**** Texto apresentado ****

Em segundo lugar, o Estatuto exige a individualização e adequação do programa, ou seja, cada menor que para lá vai tem de ser submetido a um programa individual de assistência, de atenção e de aprendizado. Isso também não é feito.  

Deve-se observar também a profissionalização, o que não significa que será dado um trabalho obrigatório ao menor. A profissionalização significa que, em uma marcenaria, em um instituto de artesanato, em um curso de teatro ou de computação, o menor vai aprender uma profissão. O Estatuto faz com que essa seja uma obrigação.  

Também está na lei que o menor deve contar com uma assistência familiar contínua, deve receber assistência jurídica permanente, deve ter assistência religiosa, de acordo com a crença que professe. Também é obrigatória a observância de acentuação pedagógica e de contenção necessária.  

Essas são exigências que estão no Estatuto da Criança e do Adolescente. Ora, a que estamos a assistir no Estado de São Paulo? A unidades da FEBEM onde o menor não tem o que fazer durante todo o dia e não tem nem onde sentar! O jornal Folha de S.Paulo publica muito claramente que os menores da unidade da FEBEM de São Paulo passam o dia agachados, sentados nos pátios, sem ter absolutamente nada o que fazer. Não há uma leitura, uma ocupação e nem um teatro. Nada, absolutamente nada! A que ponto pode chegar um grupo enorme de menores, cerca de 1,5 mil pessoas, numa casa que deveria ser um centro de internação, com todas essas características de atendimento que citei, mas que, na verdade, nada mais é do que uma prisão, do que um centro de detenção?  

Um menor não pode ser preso, não pode ir para a cadeia pública, mas os centros de internação da FEBEM são nada mais nada menos que prisões.  

Eu queria entender como é que um sociólogo como Fernando Henrique Cardoso, Presidente da República, filho de São Paulo, e um Governador da estirpe do Senador Mário Covas, ambos do PSDB, ambos, pelo menos, ditos sociais-democratas, permitem uma situação como essa, de verdadeira irresponsabilidade. Não posso conceber como é que o Governo brasileiro se preocupa tanto em manter os seus compromissos internacionais, em pagar religiosamente os juros aos banqueiros nacionais e internacionais, em tirar R$100 bilhões do nosso Orçamento de 2000, como está previsto, para pagamento de juros e não investe praticamente coisa alguma na formação da nossa população!  

Se somarmos todo o investimento nas áreas de educação, da saúde, da reforma agrária e das Forças Armadas, um valor da ordem de R$60 bilhões, tudo isso ainda será menos que os R$100 bilhões de juros que vamos pagar, no ano 2000, aos banqueiros nacionais e internacionais.

**** Extrato de dados ****

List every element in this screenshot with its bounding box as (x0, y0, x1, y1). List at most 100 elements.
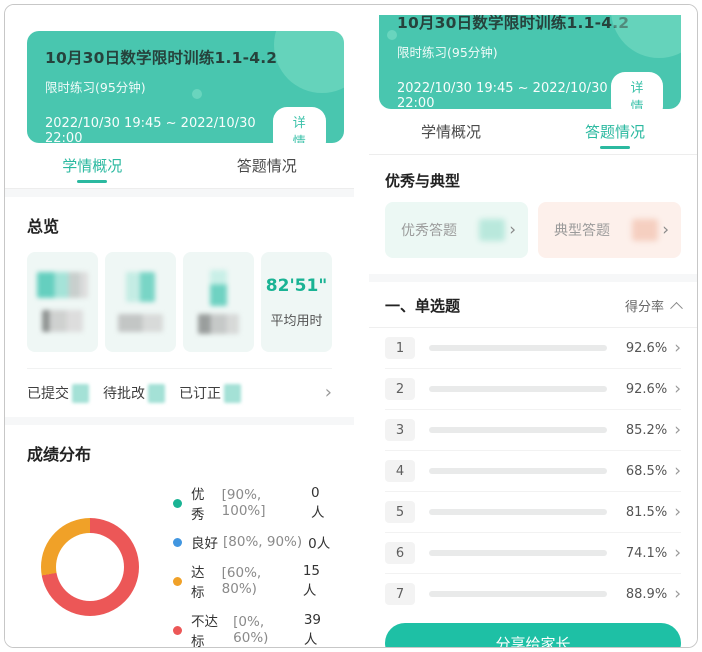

****

O que fazer >>
(a) Segundo o texto apresentado, quanto o Governo prevê tirar do Orçamento de 2000 para o pagamento de juros?
(b) Liste todas as áreas cujo investimento somado o texto apresentado compara aos juros a serem pagos no ano 2000.

Respostas em ordem >>
(a) R$100 bilhões.

(b) Educação, saúde, reforma agrária e Forças Armadas.